Figure record extracts
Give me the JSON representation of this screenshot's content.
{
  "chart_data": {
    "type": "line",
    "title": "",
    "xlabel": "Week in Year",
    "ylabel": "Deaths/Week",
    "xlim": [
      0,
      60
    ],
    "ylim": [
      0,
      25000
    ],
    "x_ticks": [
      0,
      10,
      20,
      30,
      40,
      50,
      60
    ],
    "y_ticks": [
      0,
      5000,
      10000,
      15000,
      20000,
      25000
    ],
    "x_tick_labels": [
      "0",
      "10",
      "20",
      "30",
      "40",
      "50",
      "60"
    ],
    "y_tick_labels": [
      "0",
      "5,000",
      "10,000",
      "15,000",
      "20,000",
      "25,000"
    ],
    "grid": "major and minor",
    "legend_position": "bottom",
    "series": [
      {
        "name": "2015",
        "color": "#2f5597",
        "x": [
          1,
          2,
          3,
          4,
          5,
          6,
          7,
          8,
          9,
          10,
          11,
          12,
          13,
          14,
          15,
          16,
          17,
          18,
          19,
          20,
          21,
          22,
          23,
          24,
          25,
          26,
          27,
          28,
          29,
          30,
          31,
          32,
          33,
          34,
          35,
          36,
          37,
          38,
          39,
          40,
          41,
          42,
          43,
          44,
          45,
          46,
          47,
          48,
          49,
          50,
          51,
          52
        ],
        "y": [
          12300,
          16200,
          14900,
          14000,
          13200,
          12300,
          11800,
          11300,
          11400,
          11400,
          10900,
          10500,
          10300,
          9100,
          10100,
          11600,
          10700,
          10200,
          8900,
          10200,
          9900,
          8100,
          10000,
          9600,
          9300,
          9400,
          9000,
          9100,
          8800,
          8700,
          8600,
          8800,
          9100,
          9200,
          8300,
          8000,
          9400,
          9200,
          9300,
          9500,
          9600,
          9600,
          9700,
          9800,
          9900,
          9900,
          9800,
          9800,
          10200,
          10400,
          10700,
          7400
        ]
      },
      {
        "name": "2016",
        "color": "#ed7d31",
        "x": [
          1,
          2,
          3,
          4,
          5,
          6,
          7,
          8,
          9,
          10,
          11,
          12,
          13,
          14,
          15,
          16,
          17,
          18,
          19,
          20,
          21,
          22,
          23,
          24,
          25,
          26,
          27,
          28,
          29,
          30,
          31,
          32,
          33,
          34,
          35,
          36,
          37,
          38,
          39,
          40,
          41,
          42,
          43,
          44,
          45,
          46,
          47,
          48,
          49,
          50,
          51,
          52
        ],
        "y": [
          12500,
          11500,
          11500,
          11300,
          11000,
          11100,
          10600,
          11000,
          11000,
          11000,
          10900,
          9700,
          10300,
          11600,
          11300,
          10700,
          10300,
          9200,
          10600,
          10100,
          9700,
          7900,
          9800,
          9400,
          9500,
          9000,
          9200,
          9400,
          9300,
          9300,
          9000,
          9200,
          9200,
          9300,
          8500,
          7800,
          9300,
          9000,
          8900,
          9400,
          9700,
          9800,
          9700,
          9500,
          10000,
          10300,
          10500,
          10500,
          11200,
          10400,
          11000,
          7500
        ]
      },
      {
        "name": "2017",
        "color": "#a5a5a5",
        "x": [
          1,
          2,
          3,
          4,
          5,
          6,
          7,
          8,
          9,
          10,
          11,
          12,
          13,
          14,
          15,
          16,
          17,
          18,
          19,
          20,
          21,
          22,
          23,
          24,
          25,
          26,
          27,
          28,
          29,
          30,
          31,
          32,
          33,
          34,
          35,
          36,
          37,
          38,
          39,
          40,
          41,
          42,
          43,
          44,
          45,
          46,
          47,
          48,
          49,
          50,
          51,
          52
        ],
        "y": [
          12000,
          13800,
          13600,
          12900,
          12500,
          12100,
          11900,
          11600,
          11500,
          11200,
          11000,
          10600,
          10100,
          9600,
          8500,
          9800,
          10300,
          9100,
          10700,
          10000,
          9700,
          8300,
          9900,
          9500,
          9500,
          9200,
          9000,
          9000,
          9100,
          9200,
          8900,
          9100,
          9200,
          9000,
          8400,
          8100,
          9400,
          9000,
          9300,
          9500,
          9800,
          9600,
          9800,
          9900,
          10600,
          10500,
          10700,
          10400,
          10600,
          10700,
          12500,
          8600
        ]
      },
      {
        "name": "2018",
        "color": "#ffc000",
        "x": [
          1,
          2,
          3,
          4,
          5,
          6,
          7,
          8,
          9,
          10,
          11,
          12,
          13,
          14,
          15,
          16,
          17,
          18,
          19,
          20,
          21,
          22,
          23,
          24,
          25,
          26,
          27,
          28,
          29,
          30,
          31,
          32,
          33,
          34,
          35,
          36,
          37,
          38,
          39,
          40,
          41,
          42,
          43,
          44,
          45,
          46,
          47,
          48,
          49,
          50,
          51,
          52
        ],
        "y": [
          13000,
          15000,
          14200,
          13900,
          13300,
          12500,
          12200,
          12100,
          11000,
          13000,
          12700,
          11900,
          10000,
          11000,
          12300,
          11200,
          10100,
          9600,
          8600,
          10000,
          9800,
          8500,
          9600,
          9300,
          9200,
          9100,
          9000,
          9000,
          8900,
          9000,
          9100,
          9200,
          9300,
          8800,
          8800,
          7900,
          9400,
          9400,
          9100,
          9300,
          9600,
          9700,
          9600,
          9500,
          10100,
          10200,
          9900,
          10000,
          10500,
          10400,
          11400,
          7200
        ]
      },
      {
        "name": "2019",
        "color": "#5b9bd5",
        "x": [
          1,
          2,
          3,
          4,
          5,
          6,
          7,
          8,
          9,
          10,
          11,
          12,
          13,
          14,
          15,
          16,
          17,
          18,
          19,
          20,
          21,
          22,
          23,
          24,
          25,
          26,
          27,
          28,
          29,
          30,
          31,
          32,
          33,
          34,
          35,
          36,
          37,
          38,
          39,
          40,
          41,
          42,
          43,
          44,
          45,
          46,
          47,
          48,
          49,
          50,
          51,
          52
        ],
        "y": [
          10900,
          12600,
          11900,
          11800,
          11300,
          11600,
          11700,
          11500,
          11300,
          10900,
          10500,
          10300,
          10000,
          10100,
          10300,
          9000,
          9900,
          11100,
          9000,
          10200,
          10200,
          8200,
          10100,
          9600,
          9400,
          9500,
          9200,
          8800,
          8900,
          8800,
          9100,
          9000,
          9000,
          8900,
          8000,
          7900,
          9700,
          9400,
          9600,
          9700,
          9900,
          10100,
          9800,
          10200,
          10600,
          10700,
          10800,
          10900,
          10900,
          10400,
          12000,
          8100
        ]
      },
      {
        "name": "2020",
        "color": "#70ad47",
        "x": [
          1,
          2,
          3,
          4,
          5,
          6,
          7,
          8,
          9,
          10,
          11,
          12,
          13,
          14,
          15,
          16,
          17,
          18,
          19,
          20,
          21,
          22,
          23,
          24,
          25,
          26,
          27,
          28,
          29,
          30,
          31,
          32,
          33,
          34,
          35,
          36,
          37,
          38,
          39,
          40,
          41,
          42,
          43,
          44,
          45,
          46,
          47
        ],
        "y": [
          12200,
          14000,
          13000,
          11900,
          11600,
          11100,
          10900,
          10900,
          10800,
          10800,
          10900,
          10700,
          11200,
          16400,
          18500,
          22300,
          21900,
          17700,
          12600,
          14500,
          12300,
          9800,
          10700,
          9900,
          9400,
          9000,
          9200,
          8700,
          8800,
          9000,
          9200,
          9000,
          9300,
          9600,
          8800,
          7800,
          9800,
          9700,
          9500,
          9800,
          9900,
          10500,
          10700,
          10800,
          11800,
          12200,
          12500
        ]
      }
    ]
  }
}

* * *

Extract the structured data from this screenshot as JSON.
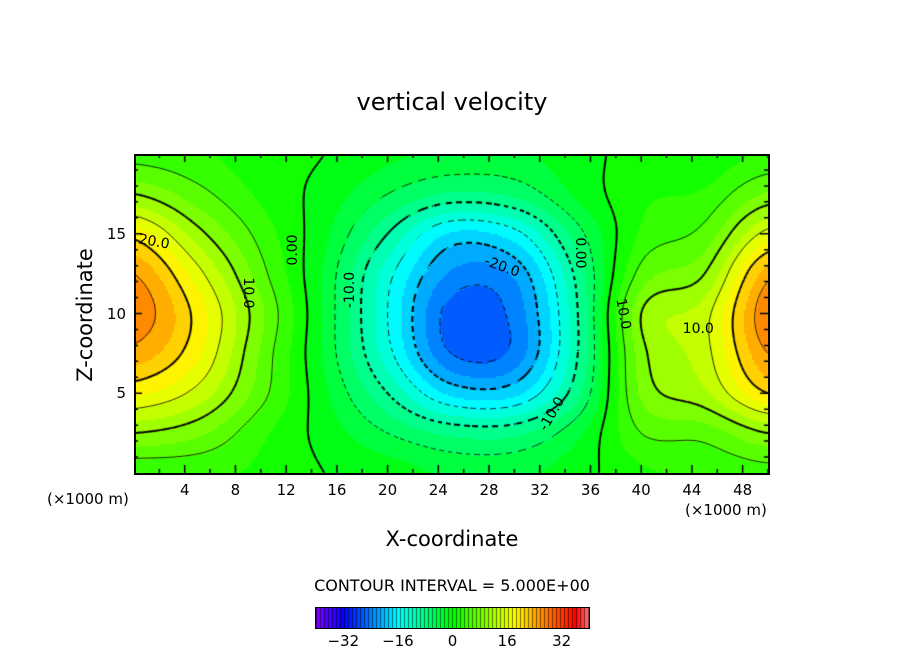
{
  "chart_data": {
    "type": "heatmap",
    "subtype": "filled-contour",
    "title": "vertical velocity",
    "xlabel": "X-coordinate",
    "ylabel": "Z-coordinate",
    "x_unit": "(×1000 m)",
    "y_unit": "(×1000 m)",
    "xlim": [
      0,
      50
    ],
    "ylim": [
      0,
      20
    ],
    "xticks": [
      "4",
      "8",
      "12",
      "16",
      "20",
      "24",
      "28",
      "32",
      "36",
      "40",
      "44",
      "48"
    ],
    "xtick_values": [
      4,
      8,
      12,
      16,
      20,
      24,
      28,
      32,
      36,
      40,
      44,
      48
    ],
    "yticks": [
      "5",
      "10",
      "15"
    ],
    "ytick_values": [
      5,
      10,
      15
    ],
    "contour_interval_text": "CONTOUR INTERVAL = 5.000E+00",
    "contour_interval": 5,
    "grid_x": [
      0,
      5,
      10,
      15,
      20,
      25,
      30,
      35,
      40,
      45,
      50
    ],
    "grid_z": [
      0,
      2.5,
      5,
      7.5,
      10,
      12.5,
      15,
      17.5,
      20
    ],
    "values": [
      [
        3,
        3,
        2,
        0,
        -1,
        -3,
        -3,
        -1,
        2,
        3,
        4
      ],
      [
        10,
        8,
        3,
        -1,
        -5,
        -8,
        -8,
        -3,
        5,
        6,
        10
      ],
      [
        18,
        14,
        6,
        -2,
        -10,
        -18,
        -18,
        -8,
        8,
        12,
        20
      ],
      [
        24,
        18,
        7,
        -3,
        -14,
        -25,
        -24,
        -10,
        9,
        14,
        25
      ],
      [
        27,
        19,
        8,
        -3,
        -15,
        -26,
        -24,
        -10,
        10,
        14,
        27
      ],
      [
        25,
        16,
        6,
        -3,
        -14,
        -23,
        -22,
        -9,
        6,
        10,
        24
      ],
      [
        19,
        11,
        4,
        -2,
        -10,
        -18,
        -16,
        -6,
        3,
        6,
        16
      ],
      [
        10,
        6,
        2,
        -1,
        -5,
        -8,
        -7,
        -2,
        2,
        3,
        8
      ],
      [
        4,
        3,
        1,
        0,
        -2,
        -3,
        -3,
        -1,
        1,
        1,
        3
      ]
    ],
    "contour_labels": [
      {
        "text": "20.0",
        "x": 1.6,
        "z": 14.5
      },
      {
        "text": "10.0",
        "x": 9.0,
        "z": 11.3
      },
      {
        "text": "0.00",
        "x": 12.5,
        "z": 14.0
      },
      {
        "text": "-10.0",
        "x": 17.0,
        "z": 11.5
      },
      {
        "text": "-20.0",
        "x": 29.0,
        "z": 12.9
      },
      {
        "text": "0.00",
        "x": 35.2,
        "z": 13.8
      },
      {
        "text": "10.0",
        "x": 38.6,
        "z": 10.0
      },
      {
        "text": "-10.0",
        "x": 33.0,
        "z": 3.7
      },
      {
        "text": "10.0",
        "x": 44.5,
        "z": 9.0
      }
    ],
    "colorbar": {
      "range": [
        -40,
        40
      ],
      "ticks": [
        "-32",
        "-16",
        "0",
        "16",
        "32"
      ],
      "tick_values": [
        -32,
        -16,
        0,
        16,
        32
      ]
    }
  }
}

▸ **The task**
Show the lines of the records that include the string "screenshot".

▸ **Task solution**
Give me the JSON representation of this screenshot's content.
Extract the structured data from this screenshot as JSON.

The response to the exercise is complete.